**What is being asked:** Without skipping anything, write out each record below exactly.

**Materials provided:**

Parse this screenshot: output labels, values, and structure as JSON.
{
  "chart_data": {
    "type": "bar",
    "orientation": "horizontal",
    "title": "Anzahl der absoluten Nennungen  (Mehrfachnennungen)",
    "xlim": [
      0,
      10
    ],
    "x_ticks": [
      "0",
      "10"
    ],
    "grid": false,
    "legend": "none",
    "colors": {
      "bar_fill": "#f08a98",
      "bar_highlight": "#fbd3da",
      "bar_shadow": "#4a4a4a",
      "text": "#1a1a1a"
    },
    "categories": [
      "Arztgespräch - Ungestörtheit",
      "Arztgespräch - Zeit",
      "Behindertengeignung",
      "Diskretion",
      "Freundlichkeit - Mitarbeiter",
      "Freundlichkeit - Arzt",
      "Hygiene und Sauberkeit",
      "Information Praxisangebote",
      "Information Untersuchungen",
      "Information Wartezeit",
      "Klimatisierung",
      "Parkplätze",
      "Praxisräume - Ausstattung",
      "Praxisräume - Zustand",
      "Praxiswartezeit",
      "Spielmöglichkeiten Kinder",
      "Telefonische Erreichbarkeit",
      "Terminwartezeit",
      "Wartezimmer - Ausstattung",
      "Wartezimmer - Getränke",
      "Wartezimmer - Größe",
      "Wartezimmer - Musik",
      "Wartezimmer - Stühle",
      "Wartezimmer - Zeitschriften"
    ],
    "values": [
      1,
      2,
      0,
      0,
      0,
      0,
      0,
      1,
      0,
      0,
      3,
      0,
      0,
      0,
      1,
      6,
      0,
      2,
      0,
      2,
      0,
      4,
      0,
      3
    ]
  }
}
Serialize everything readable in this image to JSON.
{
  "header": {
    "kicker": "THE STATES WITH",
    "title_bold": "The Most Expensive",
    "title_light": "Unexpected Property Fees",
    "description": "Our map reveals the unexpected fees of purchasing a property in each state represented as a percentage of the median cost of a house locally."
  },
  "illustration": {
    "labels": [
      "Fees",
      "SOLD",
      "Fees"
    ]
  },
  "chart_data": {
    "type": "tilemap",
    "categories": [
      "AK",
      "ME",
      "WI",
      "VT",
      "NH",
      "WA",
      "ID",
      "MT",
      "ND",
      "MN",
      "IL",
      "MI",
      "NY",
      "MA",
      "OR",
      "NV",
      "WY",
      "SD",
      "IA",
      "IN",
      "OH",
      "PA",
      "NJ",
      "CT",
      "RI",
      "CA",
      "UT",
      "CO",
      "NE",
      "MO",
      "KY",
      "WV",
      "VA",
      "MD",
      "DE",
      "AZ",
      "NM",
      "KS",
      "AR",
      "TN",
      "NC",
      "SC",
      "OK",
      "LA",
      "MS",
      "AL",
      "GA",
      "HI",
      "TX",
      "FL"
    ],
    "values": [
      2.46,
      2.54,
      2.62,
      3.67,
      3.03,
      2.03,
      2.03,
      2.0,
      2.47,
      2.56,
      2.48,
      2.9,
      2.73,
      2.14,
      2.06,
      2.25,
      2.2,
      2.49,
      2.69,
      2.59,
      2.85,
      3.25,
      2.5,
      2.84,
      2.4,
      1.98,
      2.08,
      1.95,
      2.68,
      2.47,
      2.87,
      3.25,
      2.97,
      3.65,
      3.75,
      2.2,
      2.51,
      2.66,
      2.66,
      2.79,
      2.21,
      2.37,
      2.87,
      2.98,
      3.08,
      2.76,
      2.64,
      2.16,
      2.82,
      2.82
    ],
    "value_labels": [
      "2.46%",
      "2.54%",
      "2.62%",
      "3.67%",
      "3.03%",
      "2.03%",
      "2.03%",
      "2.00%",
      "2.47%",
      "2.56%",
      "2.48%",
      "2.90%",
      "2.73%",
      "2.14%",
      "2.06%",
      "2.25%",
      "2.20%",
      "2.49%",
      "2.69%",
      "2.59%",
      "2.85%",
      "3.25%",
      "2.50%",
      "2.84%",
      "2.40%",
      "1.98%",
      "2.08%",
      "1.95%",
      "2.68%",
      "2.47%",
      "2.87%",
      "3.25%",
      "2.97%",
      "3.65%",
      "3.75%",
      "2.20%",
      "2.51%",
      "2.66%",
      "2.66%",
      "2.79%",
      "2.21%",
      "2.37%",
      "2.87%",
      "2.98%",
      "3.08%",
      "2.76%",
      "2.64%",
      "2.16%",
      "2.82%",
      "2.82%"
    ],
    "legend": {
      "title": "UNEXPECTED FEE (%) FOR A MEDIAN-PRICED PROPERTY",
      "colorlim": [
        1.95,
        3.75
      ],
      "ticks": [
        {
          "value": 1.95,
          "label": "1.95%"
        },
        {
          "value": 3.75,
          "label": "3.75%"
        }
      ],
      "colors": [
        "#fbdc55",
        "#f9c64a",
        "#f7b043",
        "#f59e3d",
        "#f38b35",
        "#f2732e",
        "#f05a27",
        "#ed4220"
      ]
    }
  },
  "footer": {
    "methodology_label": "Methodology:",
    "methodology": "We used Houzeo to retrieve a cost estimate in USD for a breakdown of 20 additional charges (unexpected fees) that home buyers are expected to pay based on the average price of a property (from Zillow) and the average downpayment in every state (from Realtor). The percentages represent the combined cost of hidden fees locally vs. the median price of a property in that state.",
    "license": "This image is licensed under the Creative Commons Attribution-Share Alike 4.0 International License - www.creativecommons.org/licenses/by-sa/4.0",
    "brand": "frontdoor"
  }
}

**Written response:**
Parse this screenshot: output labels, values, and structure as JSON.
{
  "chart_data": {
    "type": "bar",
    "orientation": "horizontal",
    "title": "Anzahl der absoluten Nennungen  (Mehrfachnennungen)",
    "xlim": [
      0,
      10
    ],
    "x_ticks": [
      "0",
      "10"
    ],
    "grid": false,
    "legend": "none",
    "colors": {
      "bar_fill": "#f08a98",
      "bar_highlight": "#fbd3da",
      "bar_shadow": "#4a4a4a",
      "text": "#1a1a1a"
    },
    "categories": [
      "Arztgespräch - Ungestörtheit",
      "Arztgespräch - Zeit",
      "Behindertengeignung",
      "Diskretion",
      "Freundlichkeit - Mitarbeiter",
      "Freundlichkeit - Arzt",
      "Hygiene und Sauberkeit",
      "Information Praxisangebote",
      "Information Untersuchungen",
      "Information Wartezeit",
      "Klimatisierung",
      "Parkplätze",
      "Praxisräume - Ausstattung",
      "Praxisräume - Zustand",
      "Praxiswartezeit",
      "Spielmöglichkeiten Kinder",
      "Telefonische Erreichbarkeit",
      "Terminwartezeit",
      "Wartezimmer - Ausstattung",
      "Wartezimmer - Getränke",
      "Wartezimmer - Größe",
      "Wartezimmer - Musik",
      "Wartezimmer - Stühle",
      "Wartezimmer - Zeitschriften"
    ],
    "values": [
      1,
      2,
      0,
      0,
      0,
      0,
      0,
      1,
      0,
      0,
      3,
      0,
      0,
      0,
      1,
      6,
      0,
      2,
      0,
      2,
      0,
      4,
      0,
      3
    ]
  }
}
Serialize everything readable in this image to JSON.
{
  "header": {
    "kicker": "THE STATES WITH",
    "title_bold": "The Most Expensive",
    "title_light": "Unexpected Property Fees",
    "description": "Our map reveals the unexpected fees of purchasing a property in each state represented as a percentage of the median cost of a house locally."
  },
  "illustration": {
    "labels": [
      "Fees",
      "SOLD",
      "Fees"
    ]
  },
  "chart_data": {
    "type": "tilemap",
    "categories": [
      "AK",
      "ME",
      "WI",
      "VT",
      "NH",
      "WA",
      "ID",
      "MT",
      "ND",
      "MN",
      "IL",
      "MI",
      "NY",
      "MA",
      "OR",
      "NV",
      "WY",
      "SD",
      "IA",
      "IN",
      "OH",
      "PA",
      "NJ",
      "CT",
      "RI",
      "CA",
      "UT",
      "CO",
      "NE",
      "MO",
      "KY",
      "WV",
      "VA",
      "MD",
      "DE",
      "AZ",
      "NM",
      "KS",
      "AR",
      "TN",
      "NC",
      "SC",
      "OK",
      "LA",
      "MS",
      "AL",
      "GA",
      "HI",
      "TX",
      "FL"
    ],
    "values": [
      2.46,
      2.54,
      2.62,
      3.67,
      3.03,
      2.03,
      2.03,
      2.0,
      2.47,
      2.56,
      2.48,
      2.9,
      2.73,
      2.14,
      2.06,
      2.25,
      2.2,
      2.49,
      2.69,
      2.59,
      2.85,
      3.25,
      2.5,
      2.84,
      2.4,
      1.98,
      2.08,
      1.95,
      2.68,
      2.47,
      2.87,
      3.25,
      2.97,
      3.65,
      3.75,
      2.2,
      2.51,
      2.66,
      2.66,
      2.79,
      2.21,
      2.37,
      2.87,
      2.98,
      3.08,
      2.76,
      2.64,
      2.16,
      2.82,
      2.82
    ],
    "value_labels": [
      "2.46%",
      "2.54%",
      "2.62%",
      "3.67%",
      "3.03%",
      "2.03%",
      "2.03%",
      "2.00%",
      "2.47%",
      "2.56%",
      "2.48%",
      "2.90%",
      "2.73%",
      "2.14%",
      "2.06%",
      "2.25%",
      "2.20%",
      "2.49%",
      "2.69%",
      "2.59%",
      "2.85%",
      "3.25%",
      "2.50%",
      "2.84%",
      "2.40%",
      "1.98%",
      "2.08%",
      "1.95%",
      "2.68%",
      "2.47%",
      "2.87%",
      "3.25%",
      "2.97%",
      "3.65%",
      "3.75%",
      "2.20%",
      "2.51%",
      "2.66%",
      "2.66%",
      "2.79%",
      "2.21%",
      "2.37%",
      "2.87%",
      "2.98%",
      "3.08%",
      "2.76%",
      "2.64%",
      "2.16%",
      "2.82%",
      "2.82%"
    ],
    "legend": {
      "title": "UNEXPECTED FEE (%) FOR A MEDIAN-PRICED PROPERTY",
      "colorlim": [
        1.95,
        3.75
      ],
      "ticks": [
        {
          "value": 1.95,
          "label": "1.95%"
        },
        {
          "value": 3.75,
          "label": "3.75%"
        }
      ],
      "colors": [
        "#fbdc55",
        "#f9c64a",
        "#f7b043",
        "#f59e3d",
        "#f38b35",
        "#f2732e",
        "#f05a27",
        "#ed4220"
      ]
    }
  },
  "footer": {
    "methodology_label": "Methodology:",
    "methodology": "We used Houzeo to retrieve a cost estimate in USD for a breakdown of 20 additional charges (unexpected fees) that home buyers are expected to pay based on the average price of a property (from Zillow) and the average downpayment in every state (from Realtor). The percentages represent the combined cost of hidden fees locally vs. the median price of a property in that state.",
    "license": "This image is licensed under the Creative Commons Attribution-Share Alike 4.0 International License - www.creativecommons.org/licenses/by-sa/4.0",
    "brand": "frontdoor"
  }
}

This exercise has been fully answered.